▶ Direction:
In the records below, count every line containing "relative". Reply with the number only.

▶ Records for this task:
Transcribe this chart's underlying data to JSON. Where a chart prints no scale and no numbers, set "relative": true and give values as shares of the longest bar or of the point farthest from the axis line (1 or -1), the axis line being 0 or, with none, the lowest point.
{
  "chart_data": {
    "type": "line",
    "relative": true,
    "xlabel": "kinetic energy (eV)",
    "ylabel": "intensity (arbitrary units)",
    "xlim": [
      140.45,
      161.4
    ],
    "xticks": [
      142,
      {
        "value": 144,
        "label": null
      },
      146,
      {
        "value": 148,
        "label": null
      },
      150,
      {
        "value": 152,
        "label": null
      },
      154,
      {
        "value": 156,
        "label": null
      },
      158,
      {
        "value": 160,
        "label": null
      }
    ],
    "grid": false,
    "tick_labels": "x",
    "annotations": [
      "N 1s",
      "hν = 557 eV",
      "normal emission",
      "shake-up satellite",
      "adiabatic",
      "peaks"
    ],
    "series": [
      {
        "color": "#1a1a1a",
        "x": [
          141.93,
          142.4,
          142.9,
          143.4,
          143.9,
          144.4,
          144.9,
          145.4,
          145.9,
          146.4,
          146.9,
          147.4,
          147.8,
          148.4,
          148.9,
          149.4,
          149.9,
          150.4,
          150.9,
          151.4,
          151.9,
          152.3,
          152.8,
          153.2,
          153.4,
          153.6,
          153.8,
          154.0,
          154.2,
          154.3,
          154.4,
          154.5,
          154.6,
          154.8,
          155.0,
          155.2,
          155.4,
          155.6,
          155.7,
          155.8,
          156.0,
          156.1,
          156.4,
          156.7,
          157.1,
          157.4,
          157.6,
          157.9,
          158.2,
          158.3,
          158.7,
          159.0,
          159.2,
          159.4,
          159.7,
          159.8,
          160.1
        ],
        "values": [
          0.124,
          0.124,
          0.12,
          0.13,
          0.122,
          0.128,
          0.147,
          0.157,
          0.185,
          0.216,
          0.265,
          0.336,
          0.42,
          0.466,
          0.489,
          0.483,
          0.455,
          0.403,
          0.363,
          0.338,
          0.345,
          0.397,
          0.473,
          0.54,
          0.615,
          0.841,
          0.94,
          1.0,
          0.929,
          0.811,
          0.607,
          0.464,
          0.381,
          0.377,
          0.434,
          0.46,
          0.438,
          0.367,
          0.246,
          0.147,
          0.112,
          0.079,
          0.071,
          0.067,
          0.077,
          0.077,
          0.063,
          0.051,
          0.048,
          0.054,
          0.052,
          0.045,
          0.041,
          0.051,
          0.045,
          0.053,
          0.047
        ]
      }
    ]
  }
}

...

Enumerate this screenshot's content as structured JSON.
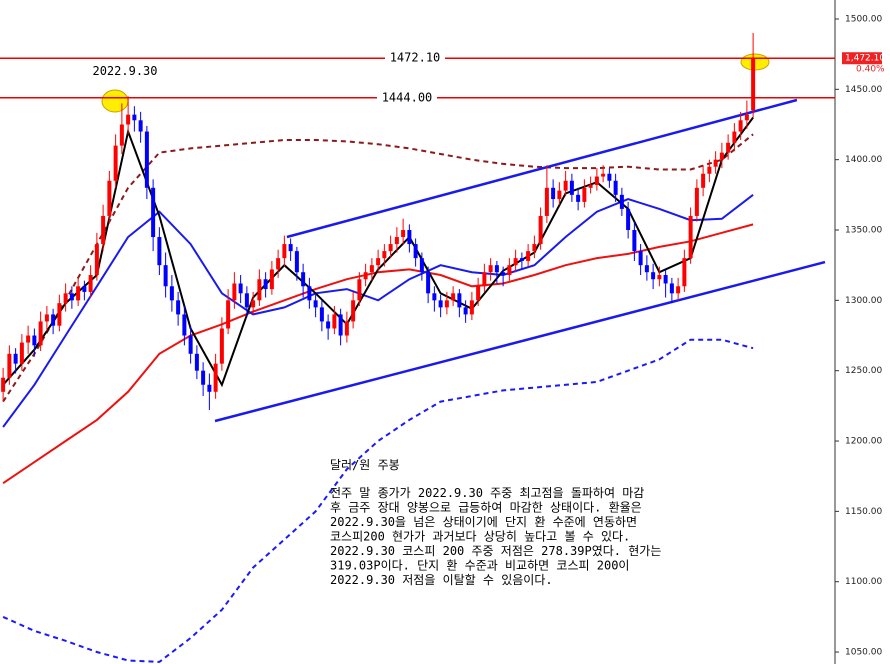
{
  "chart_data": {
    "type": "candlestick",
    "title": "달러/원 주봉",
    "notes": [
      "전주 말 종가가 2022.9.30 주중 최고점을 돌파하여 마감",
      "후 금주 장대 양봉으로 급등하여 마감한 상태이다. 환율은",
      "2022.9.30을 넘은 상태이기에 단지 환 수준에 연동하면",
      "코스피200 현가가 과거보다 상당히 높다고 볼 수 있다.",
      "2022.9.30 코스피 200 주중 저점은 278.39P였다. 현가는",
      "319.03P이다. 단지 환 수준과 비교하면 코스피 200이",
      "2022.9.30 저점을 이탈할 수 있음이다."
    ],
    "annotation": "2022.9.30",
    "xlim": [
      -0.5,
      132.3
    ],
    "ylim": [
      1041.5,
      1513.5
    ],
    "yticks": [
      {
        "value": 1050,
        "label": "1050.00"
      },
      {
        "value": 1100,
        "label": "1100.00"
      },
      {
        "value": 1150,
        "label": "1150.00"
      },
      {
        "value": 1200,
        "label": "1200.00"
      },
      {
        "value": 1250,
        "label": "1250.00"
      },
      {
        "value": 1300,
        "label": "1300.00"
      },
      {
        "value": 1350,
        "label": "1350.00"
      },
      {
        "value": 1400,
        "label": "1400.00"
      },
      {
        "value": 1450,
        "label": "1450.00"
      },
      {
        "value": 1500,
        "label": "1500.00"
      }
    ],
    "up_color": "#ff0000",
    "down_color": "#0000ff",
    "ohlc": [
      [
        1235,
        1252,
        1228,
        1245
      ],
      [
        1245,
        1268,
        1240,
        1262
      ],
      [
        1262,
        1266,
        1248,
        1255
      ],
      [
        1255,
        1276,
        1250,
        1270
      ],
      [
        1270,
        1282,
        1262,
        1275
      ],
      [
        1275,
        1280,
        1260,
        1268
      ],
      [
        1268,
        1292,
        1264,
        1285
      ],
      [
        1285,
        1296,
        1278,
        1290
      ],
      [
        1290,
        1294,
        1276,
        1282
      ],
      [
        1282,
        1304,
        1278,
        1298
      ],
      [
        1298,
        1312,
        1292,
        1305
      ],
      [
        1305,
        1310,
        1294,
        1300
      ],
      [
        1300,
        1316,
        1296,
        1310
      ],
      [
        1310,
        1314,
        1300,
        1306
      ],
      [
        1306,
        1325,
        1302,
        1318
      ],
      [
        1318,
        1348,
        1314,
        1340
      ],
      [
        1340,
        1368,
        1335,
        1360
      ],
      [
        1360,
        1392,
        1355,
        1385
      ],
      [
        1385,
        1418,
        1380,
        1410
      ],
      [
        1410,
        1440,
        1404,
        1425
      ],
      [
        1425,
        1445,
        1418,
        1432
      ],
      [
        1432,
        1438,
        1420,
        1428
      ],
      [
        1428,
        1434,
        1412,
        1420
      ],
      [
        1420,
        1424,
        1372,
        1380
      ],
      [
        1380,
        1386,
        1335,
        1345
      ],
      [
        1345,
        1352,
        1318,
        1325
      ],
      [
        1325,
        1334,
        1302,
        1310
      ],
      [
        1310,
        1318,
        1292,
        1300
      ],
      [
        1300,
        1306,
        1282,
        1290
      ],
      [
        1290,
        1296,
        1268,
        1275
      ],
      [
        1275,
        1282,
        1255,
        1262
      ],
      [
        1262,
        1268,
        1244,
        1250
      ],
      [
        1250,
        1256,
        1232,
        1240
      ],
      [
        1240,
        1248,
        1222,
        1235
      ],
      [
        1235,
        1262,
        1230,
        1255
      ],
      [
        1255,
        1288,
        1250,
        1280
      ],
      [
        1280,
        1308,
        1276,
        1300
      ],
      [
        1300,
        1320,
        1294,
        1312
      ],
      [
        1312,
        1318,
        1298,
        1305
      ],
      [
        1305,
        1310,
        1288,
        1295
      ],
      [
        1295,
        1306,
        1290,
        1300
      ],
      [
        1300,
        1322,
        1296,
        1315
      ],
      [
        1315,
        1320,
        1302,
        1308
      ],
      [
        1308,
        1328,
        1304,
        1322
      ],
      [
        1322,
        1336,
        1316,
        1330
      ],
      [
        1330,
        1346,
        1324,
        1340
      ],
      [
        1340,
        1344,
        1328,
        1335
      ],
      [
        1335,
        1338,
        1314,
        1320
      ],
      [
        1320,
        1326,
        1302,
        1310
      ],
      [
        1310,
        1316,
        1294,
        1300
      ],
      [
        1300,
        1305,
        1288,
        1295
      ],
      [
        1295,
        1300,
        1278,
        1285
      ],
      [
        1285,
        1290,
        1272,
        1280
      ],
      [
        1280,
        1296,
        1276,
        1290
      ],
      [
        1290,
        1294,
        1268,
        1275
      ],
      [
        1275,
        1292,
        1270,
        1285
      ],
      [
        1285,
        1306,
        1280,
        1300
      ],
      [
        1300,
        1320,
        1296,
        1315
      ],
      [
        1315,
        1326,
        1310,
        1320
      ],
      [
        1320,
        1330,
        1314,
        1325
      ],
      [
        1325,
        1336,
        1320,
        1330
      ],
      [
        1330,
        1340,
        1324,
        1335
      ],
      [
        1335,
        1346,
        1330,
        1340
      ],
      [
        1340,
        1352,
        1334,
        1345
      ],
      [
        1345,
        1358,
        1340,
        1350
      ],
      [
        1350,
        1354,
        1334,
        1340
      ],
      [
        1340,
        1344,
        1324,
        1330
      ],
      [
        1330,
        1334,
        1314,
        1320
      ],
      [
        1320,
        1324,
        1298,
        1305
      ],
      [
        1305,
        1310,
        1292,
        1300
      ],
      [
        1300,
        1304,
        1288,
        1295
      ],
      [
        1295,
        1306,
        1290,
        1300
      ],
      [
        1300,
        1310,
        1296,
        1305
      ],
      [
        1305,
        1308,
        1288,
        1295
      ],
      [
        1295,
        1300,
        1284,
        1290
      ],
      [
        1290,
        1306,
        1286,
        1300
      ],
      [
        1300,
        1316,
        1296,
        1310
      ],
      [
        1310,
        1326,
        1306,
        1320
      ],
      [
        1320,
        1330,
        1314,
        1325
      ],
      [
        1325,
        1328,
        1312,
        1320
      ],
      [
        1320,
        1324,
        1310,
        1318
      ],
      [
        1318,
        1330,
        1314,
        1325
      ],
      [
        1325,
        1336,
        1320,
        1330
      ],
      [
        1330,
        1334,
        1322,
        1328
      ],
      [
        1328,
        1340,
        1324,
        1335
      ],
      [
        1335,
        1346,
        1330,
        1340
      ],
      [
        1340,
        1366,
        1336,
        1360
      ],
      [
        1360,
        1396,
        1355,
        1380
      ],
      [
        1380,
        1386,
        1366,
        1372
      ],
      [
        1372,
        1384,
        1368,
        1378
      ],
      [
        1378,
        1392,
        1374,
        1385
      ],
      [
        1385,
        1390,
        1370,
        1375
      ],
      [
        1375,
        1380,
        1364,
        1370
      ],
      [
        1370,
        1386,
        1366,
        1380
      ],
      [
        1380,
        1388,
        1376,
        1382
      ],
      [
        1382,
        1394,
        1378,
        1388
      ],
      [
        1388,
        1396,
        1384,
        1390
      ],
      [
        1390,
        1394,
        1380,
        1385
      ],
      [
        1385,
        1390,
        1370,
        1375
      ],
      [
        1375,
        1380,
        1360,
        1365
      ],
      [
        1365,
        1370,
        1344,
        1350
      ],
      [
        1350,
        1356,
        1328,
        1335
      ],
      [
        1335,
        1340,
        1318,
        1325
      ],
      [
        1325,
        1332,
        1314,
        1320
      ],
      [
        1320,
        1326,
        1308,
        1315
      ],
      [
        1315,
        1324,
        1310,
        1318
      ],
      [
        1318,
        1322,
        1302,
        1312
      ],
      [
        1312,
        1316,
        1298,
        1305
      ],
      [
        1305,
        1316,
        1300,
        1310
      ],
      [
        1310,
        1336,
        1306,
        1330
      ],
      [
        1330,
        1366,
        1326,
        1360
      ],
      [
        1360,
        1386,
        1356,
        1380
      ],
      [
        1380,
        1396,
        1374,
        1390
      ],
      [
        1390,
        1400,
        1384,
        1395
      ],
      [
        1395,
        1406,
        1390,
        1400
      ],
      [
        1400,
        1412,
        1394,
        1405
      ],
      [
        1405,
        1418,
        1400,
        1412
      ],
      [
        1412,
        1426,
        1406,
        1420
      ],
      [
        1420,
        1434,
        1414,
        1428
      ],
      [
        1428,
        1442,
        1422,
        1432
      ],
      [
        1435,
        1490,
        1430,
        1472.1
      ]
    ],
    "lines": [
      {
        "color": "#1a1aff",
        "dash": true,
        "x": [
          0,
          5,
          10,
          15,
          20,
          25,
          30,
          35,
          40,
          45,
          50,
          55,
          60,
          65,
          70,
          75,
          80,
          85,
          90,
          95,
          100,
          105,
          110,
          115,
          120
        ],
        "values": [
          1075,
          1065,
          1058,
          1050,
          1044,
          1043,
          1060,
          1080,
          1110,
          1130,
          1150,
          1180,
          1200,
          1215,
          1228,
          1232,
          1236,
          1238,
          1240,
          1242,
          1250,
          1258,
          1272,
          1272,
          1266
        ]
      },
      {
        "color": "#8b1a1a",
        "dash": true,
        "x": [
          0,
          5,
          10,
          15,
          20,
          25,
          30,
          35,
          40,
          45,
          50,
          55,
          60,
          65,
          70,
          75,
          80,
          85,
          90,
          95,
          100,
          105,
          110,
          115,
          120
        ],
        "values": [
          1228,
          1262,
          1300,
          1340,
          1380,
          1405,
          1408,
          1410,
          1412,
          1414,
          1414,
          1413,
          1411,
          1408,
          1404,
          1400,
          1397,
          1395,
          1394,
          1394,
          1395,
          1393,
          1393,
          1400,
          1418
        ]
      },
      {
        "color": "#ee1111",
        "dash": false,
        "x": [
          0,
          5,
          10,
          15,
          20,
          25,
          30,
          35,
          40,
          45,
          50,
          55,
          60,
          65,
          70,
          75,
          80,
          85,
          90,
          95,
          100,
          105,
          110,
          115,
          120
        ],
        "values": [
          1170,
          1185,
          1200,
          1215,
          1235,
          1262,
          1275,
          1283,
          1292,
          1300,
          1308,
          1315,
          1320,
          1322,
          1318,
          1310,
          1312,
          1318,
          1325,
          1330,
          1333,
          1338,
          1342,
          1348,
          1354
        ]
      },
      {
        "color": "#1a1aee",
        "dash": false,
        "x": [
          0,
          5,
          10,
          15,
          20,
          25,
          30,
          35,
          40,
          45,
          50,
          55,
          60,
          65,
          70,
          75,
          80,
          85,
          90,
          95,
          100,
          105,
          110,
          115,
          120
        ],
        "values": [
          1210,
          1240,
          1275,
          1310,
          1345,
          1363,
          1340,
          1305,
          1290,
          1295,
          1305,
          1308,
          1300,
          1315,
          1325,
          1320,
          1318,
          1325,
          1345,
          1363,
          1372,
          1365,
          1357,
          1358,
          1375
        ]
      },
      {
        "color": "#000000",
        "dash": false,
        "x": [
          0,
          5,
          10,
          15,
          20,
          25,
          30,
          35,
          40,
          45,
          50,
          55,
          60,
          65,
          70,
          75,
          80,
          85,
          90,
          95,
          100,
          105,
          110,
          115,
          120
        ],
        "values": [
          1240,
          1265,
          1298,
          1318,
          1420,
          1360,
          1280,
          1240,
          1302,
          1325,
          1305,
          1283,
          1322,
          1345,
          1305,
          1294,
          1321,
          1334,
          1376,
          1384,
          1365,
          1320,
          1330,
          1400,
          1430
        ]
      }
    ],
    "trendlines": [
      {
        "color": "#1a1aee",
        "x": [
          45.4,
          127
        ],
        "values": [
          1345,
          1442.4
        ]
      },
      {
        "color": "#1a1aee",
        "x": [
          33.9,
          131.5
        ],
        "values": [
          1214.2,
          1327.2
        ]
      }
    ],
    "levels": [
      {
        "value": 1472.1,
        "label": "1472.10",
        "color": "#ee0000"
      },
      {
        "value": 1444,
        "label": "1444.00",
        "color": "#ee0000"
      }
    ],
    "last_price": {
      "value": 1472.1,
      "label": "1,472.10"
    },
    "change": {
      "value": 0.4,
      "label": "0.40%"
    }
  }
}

▶ Expected answer:
2